*Set exercise*: Each record below should appear again exactly as written.

((

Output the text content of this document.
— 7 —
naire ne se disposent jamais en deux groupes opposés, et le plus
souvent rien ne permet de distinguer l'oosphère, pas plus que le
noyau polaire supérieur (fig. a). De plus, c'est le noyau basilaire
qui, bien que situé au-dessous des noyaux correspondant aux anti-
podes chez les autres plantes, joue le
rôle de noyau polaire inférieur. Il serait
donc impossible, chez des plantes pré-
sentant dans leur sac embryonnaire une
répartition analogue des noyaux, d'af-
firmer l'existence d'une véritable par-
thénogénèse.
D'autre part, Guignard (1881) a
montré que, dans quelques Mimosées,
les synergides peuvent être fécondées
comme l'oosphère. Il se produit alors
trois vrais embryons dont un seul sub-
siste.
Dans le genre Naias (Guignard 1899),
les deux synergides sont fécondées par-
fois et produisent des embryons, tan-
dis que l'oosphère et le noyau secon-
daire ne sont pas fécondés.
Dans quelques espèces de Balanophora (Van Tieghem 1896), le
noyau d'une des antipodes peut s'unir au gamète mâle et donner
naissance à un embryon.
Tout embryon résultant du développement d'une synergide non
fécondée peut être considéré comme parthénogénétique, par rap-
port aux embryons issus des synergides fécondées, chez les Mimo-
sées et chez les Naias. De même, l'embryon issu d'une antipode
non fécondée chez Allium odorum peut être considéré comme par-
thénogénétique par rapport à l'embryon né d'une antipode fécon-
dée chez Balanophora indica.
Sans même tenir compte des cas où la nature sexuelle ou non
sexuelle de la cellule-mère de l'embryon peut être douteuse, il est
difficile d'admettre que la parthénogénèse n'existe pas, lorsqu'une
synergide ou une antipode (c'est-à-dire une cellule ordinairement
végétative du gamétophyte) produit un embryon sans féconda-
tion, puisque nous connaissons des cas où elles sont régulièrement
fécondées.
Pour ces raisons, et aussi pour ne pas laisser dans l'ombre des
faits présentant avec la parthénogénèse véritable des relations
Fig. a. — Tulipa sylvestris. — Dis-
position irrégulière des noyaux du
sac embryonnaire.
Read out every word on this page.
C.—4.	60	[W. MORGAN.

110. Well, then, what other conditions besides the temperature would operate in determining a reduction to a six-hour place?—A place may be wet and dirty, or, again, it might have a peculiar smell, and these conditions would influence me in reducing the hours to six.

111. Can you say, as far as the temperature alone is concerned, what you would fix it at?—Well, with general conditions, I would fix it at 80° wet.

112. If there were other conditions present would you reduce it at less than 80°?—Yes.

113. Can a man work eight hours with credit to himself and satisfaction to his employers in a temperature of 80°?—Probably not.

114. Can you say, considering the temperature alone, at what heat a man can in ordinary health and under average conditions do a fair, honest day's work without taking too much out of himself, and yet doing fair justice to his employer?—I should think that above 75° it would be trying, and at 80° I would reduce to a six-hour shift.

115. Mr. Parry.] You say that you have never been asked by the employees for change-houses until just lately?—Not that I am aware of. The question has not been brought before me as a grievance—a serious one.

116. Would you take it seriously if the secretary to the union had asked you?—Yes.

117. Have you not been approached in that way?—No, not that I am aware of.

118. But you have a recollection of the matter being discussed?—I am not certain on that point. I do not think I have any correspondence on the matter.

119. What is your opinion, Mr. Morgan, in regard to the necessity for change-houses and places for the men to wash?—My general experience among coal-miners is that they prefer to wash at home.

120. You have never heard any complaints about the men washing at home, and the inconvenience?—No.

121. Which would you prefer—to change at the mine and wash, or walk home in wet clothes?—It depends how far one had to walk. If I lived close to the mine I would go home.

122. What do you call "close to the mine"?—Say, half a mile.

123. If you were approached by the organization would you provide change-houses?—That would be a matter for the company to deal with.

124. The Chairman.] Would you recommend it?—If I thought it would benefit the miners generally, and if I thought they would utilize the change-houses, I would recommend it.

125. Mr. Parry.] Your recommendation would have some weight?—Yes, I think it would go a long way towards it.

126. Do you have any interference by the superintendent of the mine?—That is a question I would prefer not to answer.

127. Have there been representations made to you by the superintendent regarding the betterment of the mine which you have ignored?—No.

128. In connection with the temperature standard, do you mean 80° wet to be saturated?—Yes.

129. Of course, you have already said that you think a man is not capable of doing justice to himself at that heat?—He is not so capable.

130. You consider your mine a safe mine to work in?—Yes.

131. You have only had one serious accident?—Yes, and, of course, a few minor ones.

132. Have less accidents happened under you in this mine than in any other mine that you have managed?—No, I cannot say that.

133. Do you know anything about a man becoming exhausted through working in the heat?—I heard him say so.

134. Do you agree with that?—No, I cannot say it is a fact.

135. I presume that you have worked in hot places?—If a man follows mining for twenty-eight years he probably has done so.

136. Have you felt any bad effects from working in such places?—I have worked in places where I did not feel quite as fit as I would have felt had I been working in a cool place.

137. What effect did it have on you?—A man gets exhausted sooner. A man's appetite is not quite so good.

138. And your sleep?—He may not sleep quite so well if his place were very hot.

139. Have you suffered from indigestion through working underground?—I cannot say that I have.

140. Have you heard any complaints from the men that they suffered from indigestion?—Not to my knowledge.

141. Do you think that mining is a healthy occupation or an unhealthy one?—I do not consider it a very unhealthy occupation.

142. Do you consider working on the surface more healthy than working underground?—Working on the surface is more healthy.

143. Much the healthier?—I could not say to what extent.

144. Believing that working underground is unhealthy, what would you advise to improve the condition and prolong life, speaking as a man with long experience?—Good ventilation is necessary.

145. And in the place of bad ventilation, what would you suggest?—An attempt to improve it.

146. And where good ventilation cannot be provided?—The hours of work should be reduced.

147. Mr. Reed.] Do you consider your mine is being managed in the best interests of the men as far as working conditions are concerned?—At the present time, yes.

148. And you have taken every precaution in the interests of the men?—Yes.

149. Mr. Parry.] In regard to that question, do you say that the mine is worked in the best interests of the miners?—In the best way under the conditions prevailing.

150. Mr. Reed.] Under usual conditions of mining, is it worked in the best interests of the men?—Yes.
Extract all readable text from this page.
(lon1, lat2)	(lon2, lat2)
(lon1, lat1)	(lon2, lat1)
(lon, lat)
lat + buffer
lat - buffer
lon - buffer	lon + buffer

))

*Output for this task*:
Output the text content of this document.
— 7 —
naire ne se disposent jamais en deux groupes opposés, et le plus
souvent rien ne permet de distinguer l'oosphère, pas plus que le
noyau polaire supérieur (fig. a). De plus, c'est le noyau basilaire
qui, bien que situé au-dessous des noyaux correspondant aux anti-
podes chez les autres plantes, joue le
rôle de noyau polaire inférieur. Il serait
donc impossible, chez des plantes pré-
sentant dans leur sac embryonnaire une
répartition analogue des noyaux, d'af-
firmer l'existence d'une véritable par-
thénogénèse.
D'autre part, Guignard (1881) a
montré que, dans quelques Mimosées,
les synergides peuvent être fécondées
comme l'oosphère. Il se produit alors
trois vrais embryons dont un seul sub-
siste.
Dans le genre Naias (Guignard 1899),
les deux synergides sont fécondées par-
fois et produisent des embryons, tan-
dis que l'oosphère et le noyau secon-
daire ne sont pas fécondés.
Dans quelques espèces de Balanophora (Van Tieghem 1896), le
noyau d'une des antipodes peut s'unir au gamète mâle et donner
naissance à un embryon.
Tout embryon résultant du développement d'une synergide non
fécondée peut être considéré comme parthénogénétique, par rap-
port aux embryons issus des synergides fécondées, chez les Mimo-
sées et chez les Naias. De même, l'embryon issu d'une antipode
non fécondée chez Allium odorum peut être considéré comme par-
thénogénétique par rapport à l'embryon né d'une antipode fécon-
dée chez Balanophora indica.
Sans même tenir compte des cas où la nature sexuelle ou non
sexuelle de la cellule-mère de l'embryon peut être douteuse, il est
difficile d'admettre que la parthénogénèse n'existe pas, lorsqu'une
synergide ou une antipode (c'est-à-dire une cellule ordinairement
végétative du gamétophyte) produit un embryon sans féconda-
tion, puisque nous connaissons des cas où elles sont régulièrement
fécondées.
Pour ces raisons, et aussi pour ne pas laisser dans l'ombre des
faits présentant avec la parthénogénèse véritable des relations
Fig. a. — Tulipa sylvestris. — Dis-
position irrégulière des noyaux du
sac embryonnaire.
Read out every word on this page.
C.—4.	60	[W. MORGAN.

110. Well, then, what other conditions besides the temperature would operate in determining a reduction to a six-hour place?—A place may be wet and dirty, or, again, it might have a peculiar smell, and these conditions would influence me in reducing the hours to six.

111. Can you say, as far as the temperature alone is concerned, what you would fix it at?—Well, with general conditions, I would fix it at 80° wet.

112. If there were other conditions present would you reduce it at less than 80°?—Yes.

113. Can a man work eight hours with credit to himself and satisfaction to his employers in a temperature of 80°?—Probably not.

114. Can you say, considering the temperature alone, at what heat a man can in ordinary health and under average conditions do a fair, honest day's work without taking too much out of himself, and yet doing fair justice to his employer?—I should think that above 75° it would be trying, and at 80° I would reduce to a six-hour shift.

115. Mr. Parry.] You say that you have never been asked by the employees for change-houses until just lately?—Not that I am aware of. The question has not been brought before me as a grievance—a serious one.

116. Would you take it seriously if the secretary to the union had asked you?—Yes.

117. Have you not been approached in that way?—No, not that I am aware of.

118. But you have a recollection of the matter being discussed?—I am not certain on that point. I do not think I have any correspondence on the matter.

119. What is your opinion, Mr. Morgan, in regard to the necessity for change-houses and places for the men to wash?—My general experience among coal-miners is that they prefer to wash at home.

120. You have never heard any complaints about the men washing at home, and the inconvenience?—No.

121. Which would you prefer—to change at the mine and wash, or walk home in wet clothes?—It depends how far one had to walk. If I lived close to the mine I would go home.

122. What do you call "close to the mine"?—Say, half a mile.

123. If you were approached by the organization would you provide change-houses?—That would be a matter for the company to deal with.

124. The Chairman.] Would you recommend it?—If I thought it would benefit the miners generally, and if I thought they would utilize the change-houses, I would recommend it.

125. Mr. Parry.] Your recommendation would have some weight?—Yes, I think it would go a long way towards it.

126. Do you have any interference by the superintendent of the mine?—That is a question I would prefer not to answer.

127. Have there been representations made to you by the superintendent regarding the betterment of the mine which you have ignored?—No.

128. In connection with the temperature standard, do you mean 80° wet to be saturated?—Yes.

129. Of course, you have already said that you think a man is not capable of doing justice to himself at that heat?—He is not so capable.

130. You consider your mine a safe mine to work in?—Yes.

131. You have only had one serious accident?—Yes, and, of course, a few minor ones.

132. Have less accidents happened under you in this mine than in any other mine that you have managed?—No, I cannot say that.

133. Do you know anything about a man becoming exhausted through working in the heat?—I heard him say so.

134. Do you agree with that?—No, I cannot say it is a fact.

135. I presume that you have worked in hot places?—If a man follows mining for twenty-eight years he probably has done so.

136. Have you felt any bad effects from working in such places?—I have worked in places where I did not feel quite as fit as I would have felt had I been working in a cool place.

137. What effect did it have on you?—A man gets exhausted sooner. A man's appetite is not quite so good.

138. And your sleep?—He may not sleep quite so well if his place were very hot.

139. Have you suffered from indigestion through working underground?—I cannot say that I have.

140. Have you heard any complaints from the men that they suffered from indigestion?—Not to my knowledge.

141. Do you think that mining is a healthy occupation or an unhealthy one?—I do not consider it a very unhealthy occupation.

142. Do you consider working on the surface more healthy than working underground?—Working on the surface is more healthy.

143. Much the healthier?—I could not say to what extent.

144. Believing that working underground is unhealthy, what would you advise to improve the condition and prolong life, speaking as a man with long experience?—Good ventilation is necessary.

145. And in the place of bad ventilation, what would you suggest?—An attempt to improve it.

146. And where good ventilation cannot be provided?—The hours of work should be reduced.

147. Mr. Reed.] Do you consider your mine is being managed in the best interests of the men as far as working conditions are concerned?—At the present time, yes.

148. And you have taken every precaution in the interests of the men?—Yes.

149. Mr. Parry.] In regard to that question, do you say that the mine is worked in the best interests of the miners?—In the best way under the conditions prevailing.

150. Mr. Reed.] Under usual conditions of mining, is it worked in the best interests of the men?—Yes.
Extract all readable text from this page.
(lon1, lat2)	(lon2, lat2)
(lon1, lat1)	(lon2, lat1)
(lon, lat)
lat + buffer
lat - buffer
lon - buffer	lon + buffer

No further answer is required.